#### [What the task asks]
Work out how many lines hold "label". Give the number and nothing else.

— BEGIN Records for processing —

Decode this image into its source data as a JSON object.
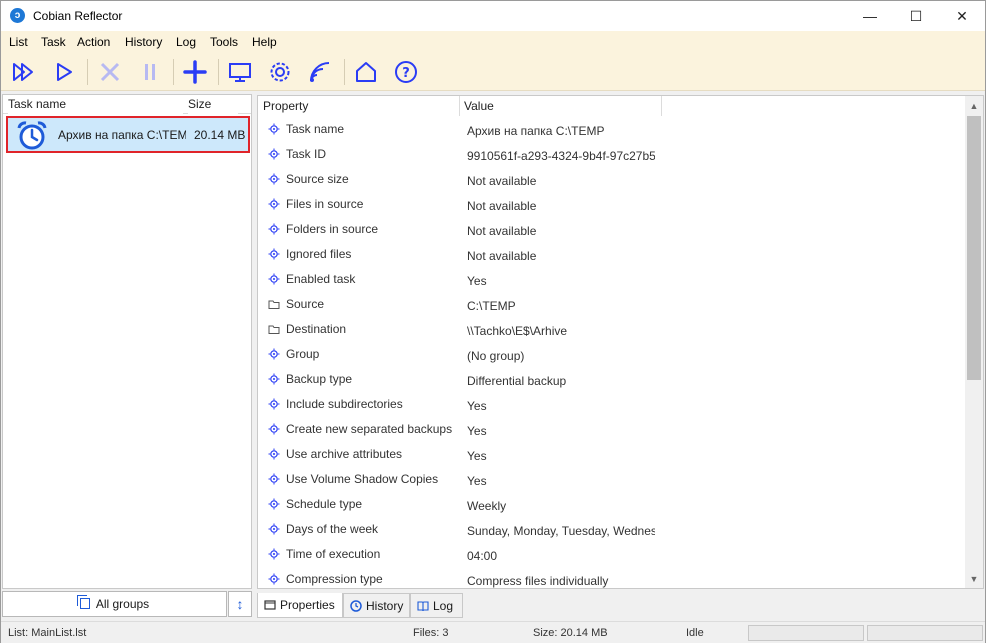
{
  "window": {
    "title": "Cobian Reflector",
    "app_icon_glyph": "ↄ",
    "minimize": "—",
    "maximize": "☐",
    "close": "✕"
  },
  "menu": [
    "List",
    "Task",
    "Action",
    "History",
    "Log",
    "Tools",
    "Help"
  ],
  "toolbar": [
    {
      "name": "run-all-icon",
      "enabled": true
    },
    {
      "name": "run-icon",
      "enabled": true
    },
    {
      "name": "stop-icon",
      "enabled": false
    },
    {
      "name": "pause-icon",
      "enabled": false
    },
    {
      "name": "add-task-icon",
      "enabled": true
    },
    {
      "name": "monitor-icon",
      "enabled": true
    },
    {
      "name": "gear-icon",
      "enabled": true
    },
    {
      "name": "signal-icon",
      "enabled": true
    },
    {
      "name": "home-icon",
      "enabled": true
    },
    {
      "name": "help-icon",
      "enabled": true
    }
  ],
  "tasklist": {
    "headers": {
      "name": "Task name",
      "size": "Size"
    },
    "items": [
      {
        "name": "Архив на папка C:\\TEMP",
        "size": "20.14 MB",
        "selected": true
      }
    ]
  },
  "groups": {
    "label": "All groups",
    "sort_glyph": "↕"
  },
  "properties": {
    "headers": {
      "property": "Property",
      "value": "Value"
    },
    "rows": [
      {
        "icon": "property-icon",
        "name": "Task name",
        "value": "Архив на папка C:\\TEMP"
      },
      {
        "icon": "property-icon",
        "name": "Task ID",
        "value": "9910561f-a293-4324-9b4f-97c27b5"
      },
      {
        "icon": "property-icon",
        "name": "Source size",
        "value": "Not available"
      },
      {
        "icon": "property-icon",
        "name": "Files in source",
        "value": "Not available"
      },
      {
        "icon": "property-icon",
        "name": "Folders in source",
        "value": "Not available"
      },
      {
        "icon": "property-icon",
        "name": "Ignored files",
        "value": "Not available"
      },
      {
        "icon": "property-icon",
        "name": "Enabled task",
        "value": "Yes"
      },
      {
        "icon": "folder-icon",
        "name": "Source",
        "value": "C:\\TEMP"
      },
      {
        "icon": "folder-icon",
        "name": "Destination",
        "value": "\\\\Tachko\\E$\\Arhive"
      },
      {
        "icon": "property-icon",
        "name": "Group",
        "value": "(No group)"
      },
      {
        "icon": "property-icon",
        "name": "Backup type",
        "value": "Differential backup"
      },
      {
        "icon": "property-icon",
        "name": "Include subdirectories",
        "value": "Yes"
      },
      {
        "icon": "property-icon",
        "name": "Create new separated backups",
        "value": "Yes"
      },
      {
        "icon": "property-icon",
        "name": "Use archive attributes",
        "value": "Yes"
      },
      {
        "icon": "property-icon",
        "name": "Use Volume Shadow Copies",
        "value": "Yes"
      },
      {
        "icon": "property-icon",
        "name": "Schedule type",
        "value": "Weekly"
      },
      {
        "icon": "property-icon",
        "name": "Days of the week",
        "value": "Sunday, Monday, Tuesday, Wednesday"
      },
      {
        "icon": "property-icon",
        "name": "Time of execution",
        "value": "04:00"
      },
      {
        "icon": "property-icon",
        "name": "Compression type",
        "value": "Compress files individually"
      }
    ],
    "scroll_fraction_visible": 0.55
  },
  "tabs": [
    {
      "label": "Properties",
      "icon": "properties-tab-icon",
      "active": true
    },
    {
      "label": "History",
      "icon": "history-tab-icon",
      "active": false
    },
    {
      "label": "Log",
      "icon": "log-tab-icon",
      "active": false
    }
  ],
  "status": {
    "list": "List: MainList.lst",
    "files": "Files: 3",
    "size": "Size: 20.14 MB",
    "state": "Idle"
  },
  "colors": {
    "accent": "#2a3cf5",
    "disabled": "#b7b9f2",
    "selection": "#cde8fb",
    "highlight_border": "#e0242a",
    "toolbar_bg": "#fbf3dd"
  }
}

— END Records for processing —

#### [Correct result]
4